» **Job**
Reproduce all the material exactly, minus any pictures it holds.

--------------------------------

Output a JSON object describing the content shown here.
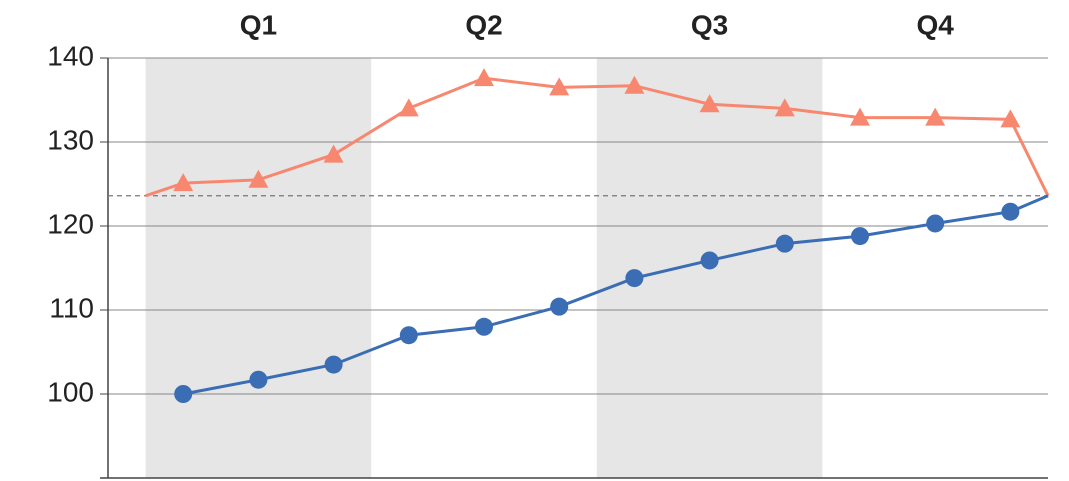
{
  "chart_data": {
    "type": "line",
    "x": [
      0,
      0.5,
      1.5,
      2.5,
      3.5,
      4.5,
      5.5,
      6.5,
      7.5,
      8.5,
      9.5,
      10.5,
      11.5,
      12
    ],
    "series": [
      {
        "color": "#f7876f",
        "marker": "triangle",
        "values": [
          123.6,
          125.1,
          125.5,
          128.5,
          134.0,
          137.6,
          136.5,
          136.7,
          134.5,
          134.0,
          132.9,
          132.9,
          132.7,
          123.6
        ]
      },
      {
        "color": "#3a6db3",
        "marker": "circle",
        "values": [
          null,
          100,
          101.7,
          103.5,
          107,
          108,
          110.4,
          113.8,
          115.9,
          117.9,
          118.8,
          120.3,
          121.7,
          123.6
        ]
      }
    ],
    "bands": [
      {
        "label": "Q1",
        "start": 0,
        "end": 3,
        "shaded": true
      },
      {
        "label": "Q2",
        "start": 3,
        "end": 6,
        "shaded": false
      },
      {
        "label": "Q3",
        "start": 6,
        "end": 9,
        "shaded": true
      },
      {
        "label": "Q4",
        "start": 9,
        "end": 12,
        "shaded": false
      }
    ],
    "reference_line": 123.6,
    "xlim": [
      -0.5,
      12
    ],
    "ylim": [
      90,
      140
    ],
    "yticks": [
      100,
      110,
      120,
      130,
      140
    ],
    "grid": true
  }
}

--------------------------------

» **Answer to the problem**
Output a JSON object describing the content shown here.
{
  "chart_data": {
    "type": "line",
    "x": [
      0,
      0.5,
      1.5,
      2.5,
      3.5,
      4.5,
      5.5,
      6.5,
      7.5,
      8.5,
      9.5,
      10.5,
      11.5,
      12
    ],
    "series": [
      {
        "color": "#f7876f",
        "marker": "triangle",
        "values": [
          123.6,
          125.1,
          125.5,
          128.5,
          134.0,
          137.6,
          136.5,
          136.7,
          134.5,
          134.0,
          132.9,
          132.9,
          132.7,
          123.6
        ]
      },
      {
        "color": "#3a6db3",
        "marker": "circle",
        "values": [
          null,
          100,
          101.7,
          103.5,
          107,
          108,
          110.4,
          113.8,
          115.9,
          117.9,
          118.8,
          120.3,
          121.7,
          123.6
        ]
      }
    ],
    "bands": [
      {
        "label": "Q1",
        "start": 0,
        "end": 3,
        "shaded": true
      },
      {
        "label": "Q2",
        "start": 3,
        "end": 6,
        "shaded": false
      },
      {
        "label": "Q3",
        "start": 6,
        "end": 9,
        "shaded": true
      },
      {
        "label": "Q4",
        "start": 9,
        "end": 12,
        "shaded": false
      }
    ],
    "reference_line": 123.6,
    "xlim": [
      -0.5,
      12
    ],
    "ylim": [
      90,
      140
    ],
    "yticks": [
      100,
      110,
      120,
      130,
      140
    ],
    "grid": true
  }
}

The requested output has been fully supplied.